### Do this:
Please retype the data in full and exactly; the pictures are not part of the copy.

### Dataset rows:

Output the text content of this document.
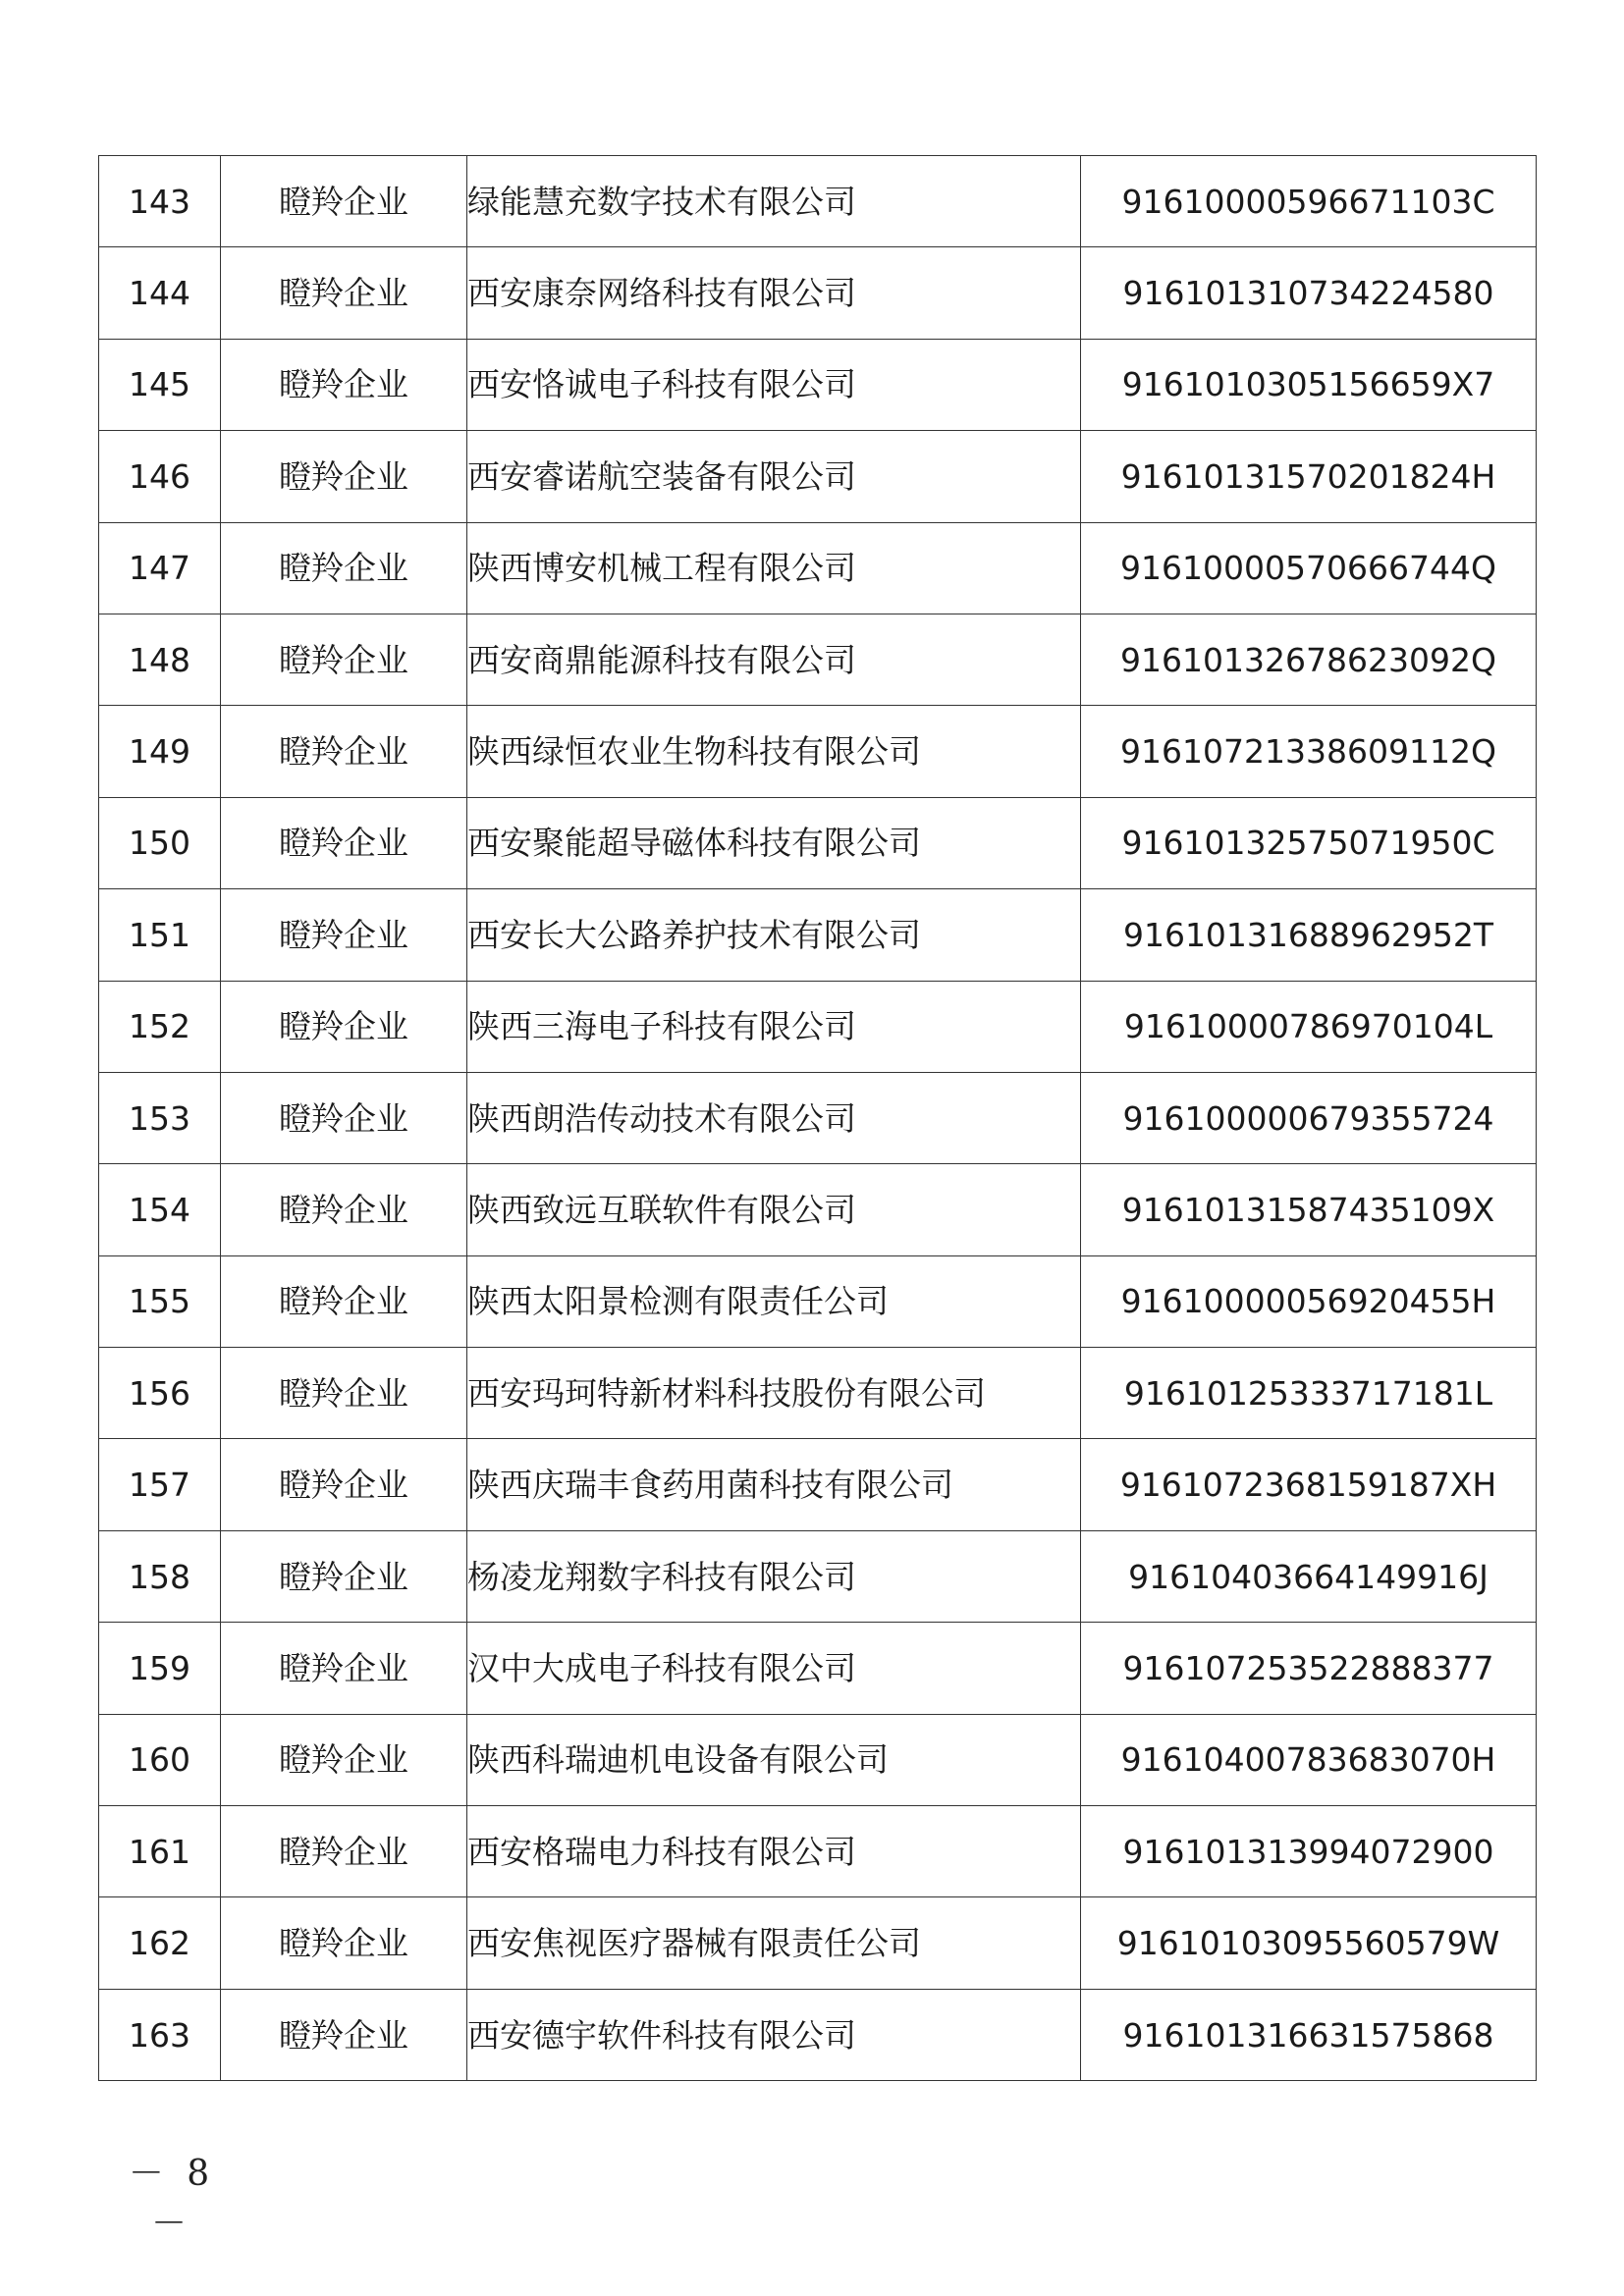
143	瞪羚企业	绿能慧充数字技术有限公司	91610000596671103C
144	瞪羚企业	西安康奈网络科技有限公司	916101310734224580
145	瞪羚企业	西安恪诚电子科技有限公司	9161010305156659X7
146	瞪羚企业	西安睿诺航空装备有限公司	91610131570201824H
147	瞪羚企业	陕西博安机械工程有限公司	91610000570666744Q
148	瞪羚企业	西安商鼎能源科技有限公司	91610132678623092Q
149	瞪羚企业	陕西绿恒农业生物科技有限公司	91610721338609112Q
150	瞪羚企业	西安聚能超导磁体科技有限公司	91610132575071950C
151	瞪羚企业	西安长大公路养护技术有限公司	91610131688962952T
152	瞪羚企业	陕西三海电子科技有限公司	91610000786970104L
153	瞪羚企业	陕西朗浩传动技术有限公司	916100000679355724
154	瞪羚企业	陕西致远互联软件有限公司	91610131587435109X
155	瞪羚企业	陕西太阳景检测有限责任公司	91610000056920455H
156	瞪羚企业	西安玛珂特新材料科技股份有限公司	91610125333717181L
157	瞪羚企业	陕西庆瑞丰食药用菌科技有限公司	9161072368159187XH
158	瞪羚企业	杨凌龙翔数字科技有限公司	91610403664149916J
159	瞪羚企业	汉中大成电子科技有限公司	916107253522888377
160	瞪羚企业	陕西科瑞迪机电设备有限公司	91610400783683070H
161	瞪羚企业	西安格瑞电力科技有限公司	916101313994072900
162	瞪羚企业	西安焦视医疗器械有限责任公司	91610103095560579W
163	瞪羚企业	西安德宇软件科技有限公司	916101316631575868
－ 8 －
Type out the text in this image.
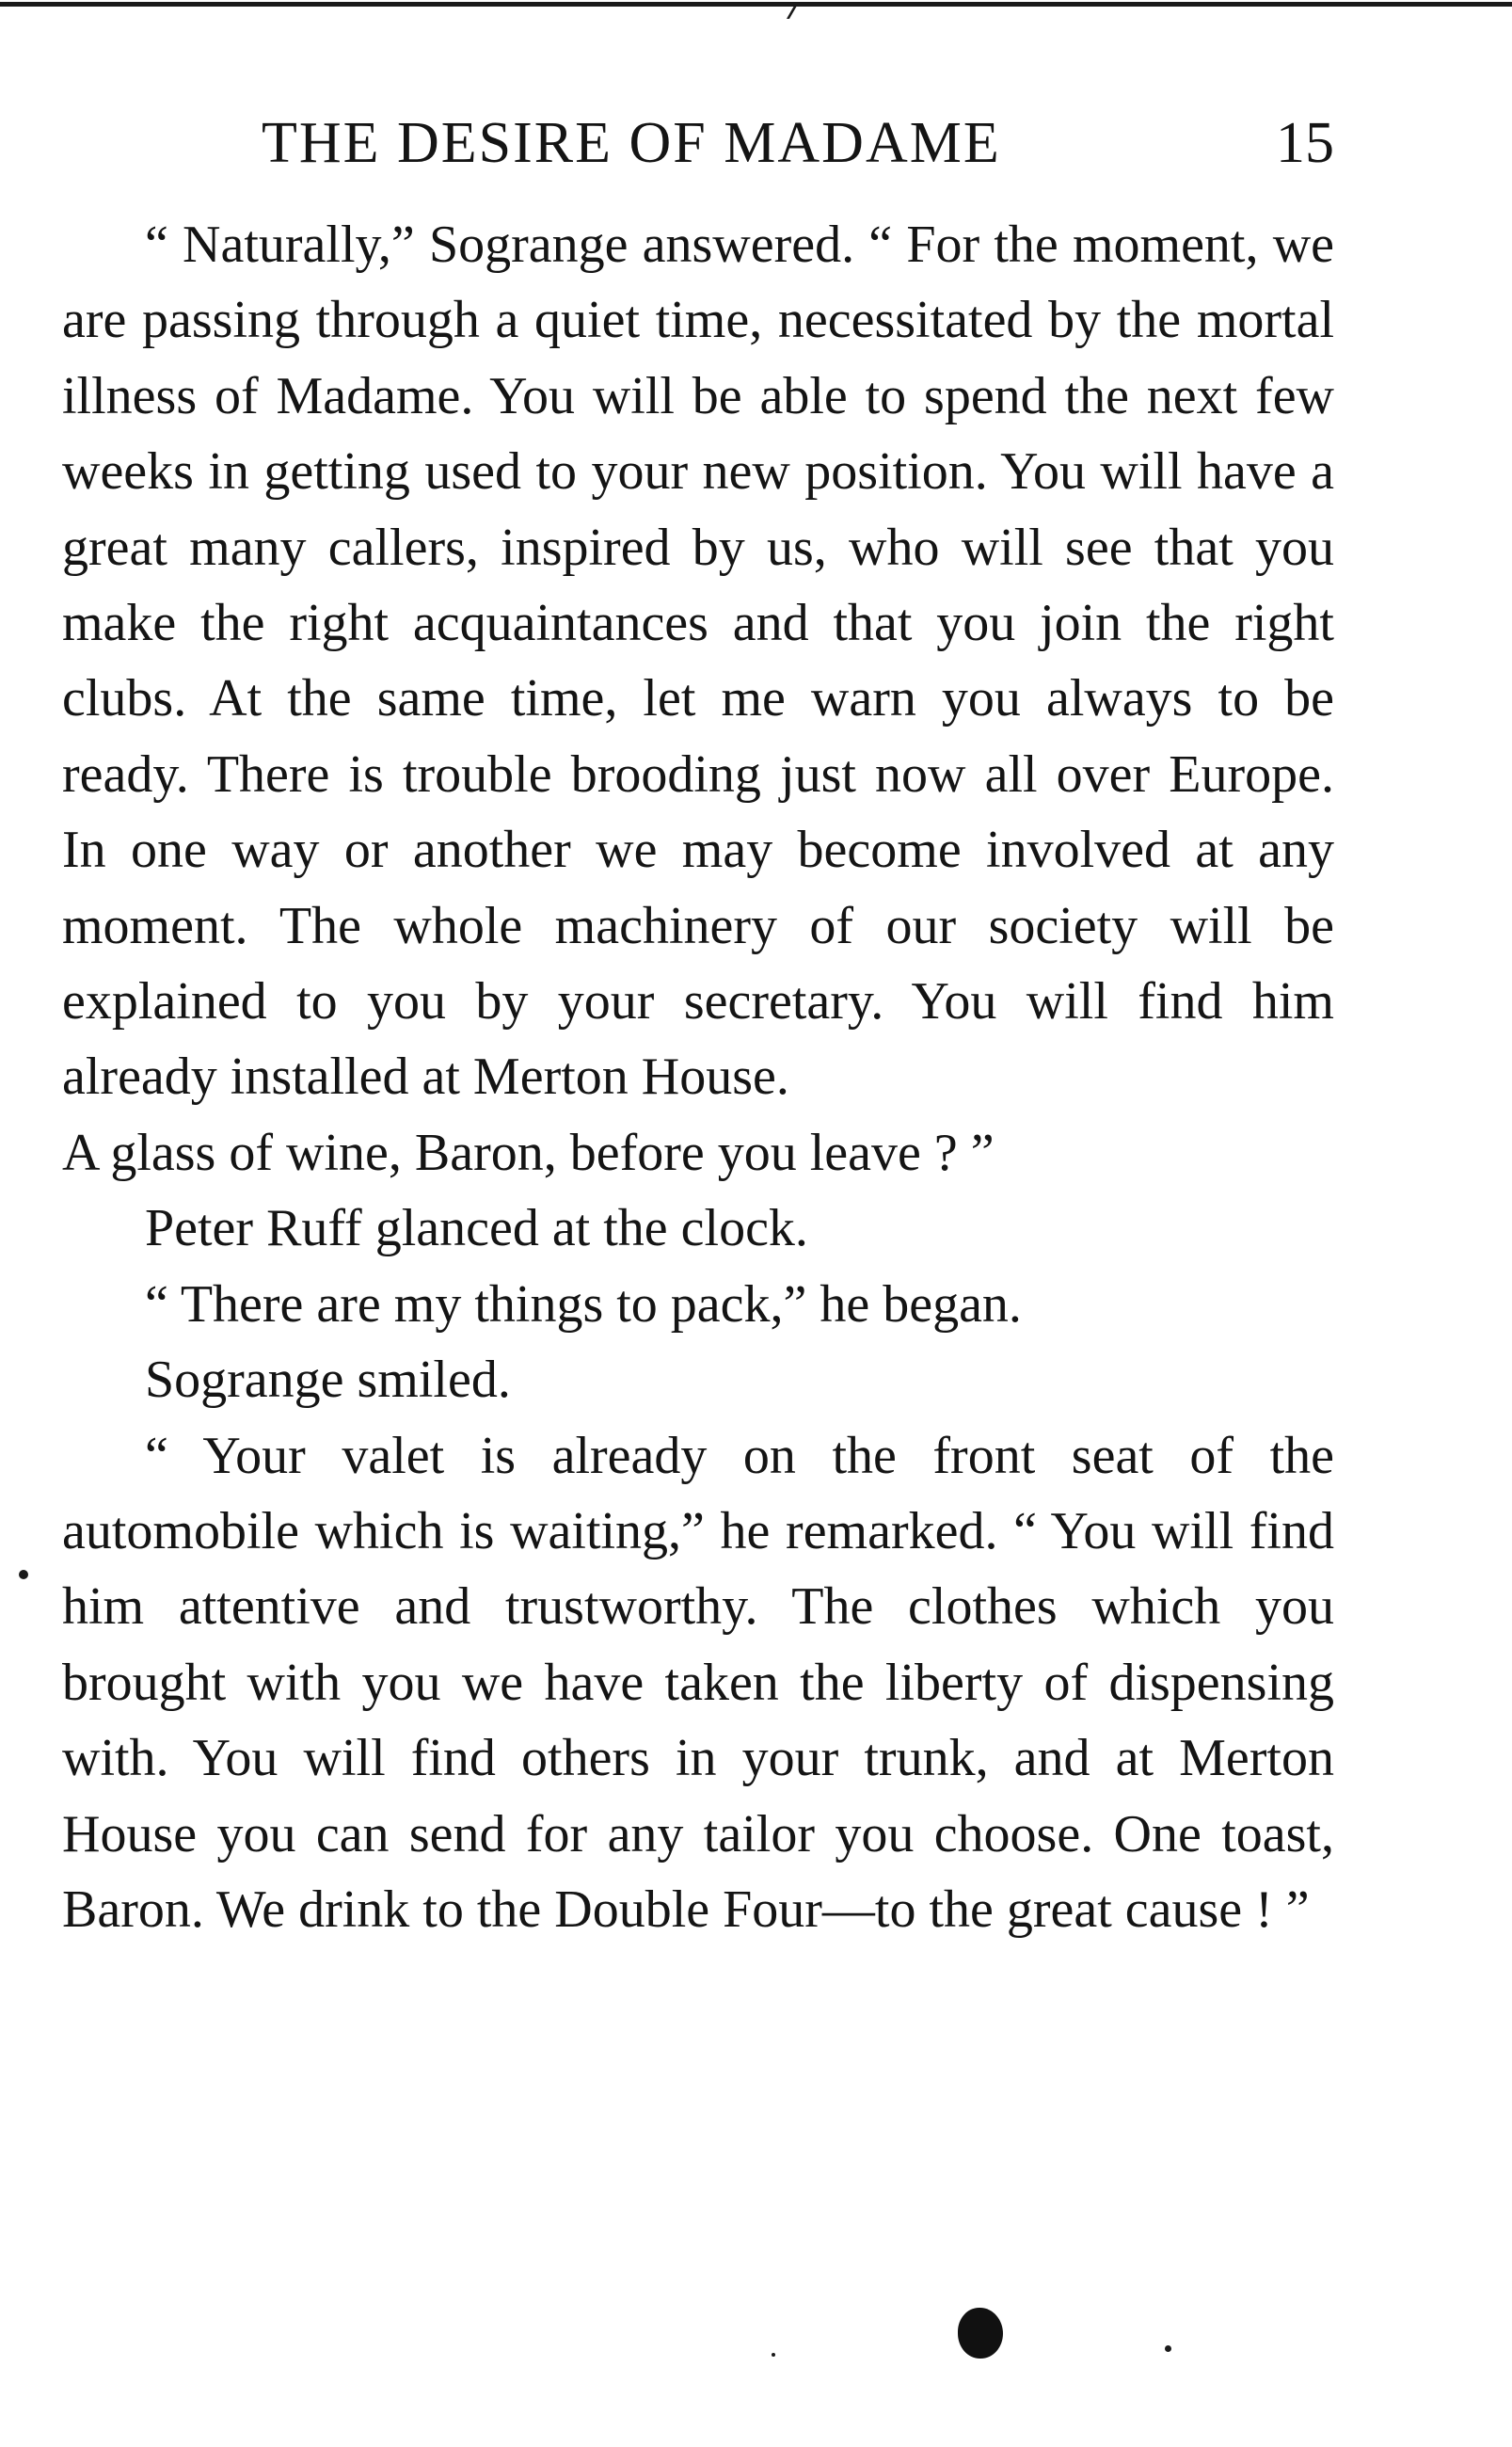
THE DESIRE OF MADAME	15

“ Naturally,” Sogrange answered. “ For the moment, we are passing through a quiet time, necessitated by the mortal illness of Madame. You will be able to spend the next few weeks in getting used to your new position. You will have a great many callers, inspired by us, who will see that you make the right acquaintances and that you join the right clubs. At the same time, let me warn you always to be ready. There is trouble brooding just now all over Europe. In one way or another we may become involved at any moment. The whole machinery of our society will be explained to you by your secretary. You will find him already installed at Merton House.

A glass of wine, Baron, before you leave ? ”

Peter Ruff glanced at the clock.

“ There are my things to pack,” he began.

Sogrange smiled.

“ Your valet is already on the front seat of the automobile which is waiting,” he remarked. “ You will find him attentive and trustworthy. The clothes which you brought with you we have taken the liberty of dispensing with. You will find others in your trunk, and at Merton House you can send for any tailor you choose. One toast, Baron. We drink to the Double Four—to the great cause ! ”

### Result for this task:
Output the text content of this document.
143	瞪羚企业	绿能慧充数字技术有限公司	91610000596671103C
144	瞪羚企业	西安康奈网络科技有限公司	916101310734224580
145	瞪羚企业	西安恪诚电子科技有限公司	9161010305156659X7
146	瞪羚企业	西安睿诺航空装备有限公司	91610131570201824H
147	瞪羚企业	陕西博安机械工程有限公司	91610000570666744Q
148	瞪羚企业	西安商鼎能源科技有限公司	91610132678623092Q
149	瞪羚企业	陕西绿恒农业生物科技有限公司	91610721338609112Q
150	瞪羚企业	西安聚能超导磁体科技有限公司	91610132575071950C
151	瞪羚企业	西安长大公路养护技术有限公司	91610131688962952T
152	瞪羚企业	陕西三海电子科技有限公司	91610000786970104L
153	瞪羚企业	陕西朗浩传动技术有限公司	916100000679355724
154	瞪羚企业	陕西致远互联软件有限公司	91610131587435109X
155	瞪羚企业	陕西太阳景检测有限责任公司	91610000056920455H
156	瞪羚企业	西安玛珂特新材料科技股份有限公司	91610125333717181L
157	瞪羚企业	陕西庆瑞丰食药用菌科技有限公司	9161072368159187XH
158	瞪羚企业	杨凌龙翔数字科技有限公司	91610403664149916J
159	瞪羚企业	汉中大成电子科技有限公司	916107253522888377
160	瞪羚企业	陕西科瑞迪机电设备有限公司	91610400783683070H
161	瞪羚企业	西安格瑞电力科技有限公司	916101313994072900
162	瞪羚企业	西安焦视医疗器械有限责任公司	91610103095560579W
163	瞪羚企业	西安德宇软件科技有限公司	916101316631575868
－ 8 －
Type out the text in this image.
THE DESIRE OF MADAME	15

“ Naturally,” Sogrange answered. “ For the moment, we are passing through a quiet time, necessitated by the mortal illness of Madame. You will be able to spend the next few weeks in getting used to your new position. You will have a great many callers, inspired by us, who will see that you make the right acquaintances and that you join the right clubs. At the same time, let me warn you always to be ready. There is trouble brooding just now all over Europe. In one way or another we may become involved at any moment. The whole machinery of our society will be explained to you by your secretary. You will find him already installed at Merton House.

A glass of wine, Baron, before you leave ? ”

Peter Ruff glanced at the clock.

“ There are my things to pack,” he began.

Sogrange smiled.

“ Your valet is already on the front seat of the automobile which is waiting,” he remarked. “ You will find him attentive and trustworthy. The clothes which you brought with you we have taken the liberty of dispensing with. You will find others in your trunk, and at Merton House you can send for any tailor you choose. One toast, Baron. We drink to the Double Four—to the great cause ! ”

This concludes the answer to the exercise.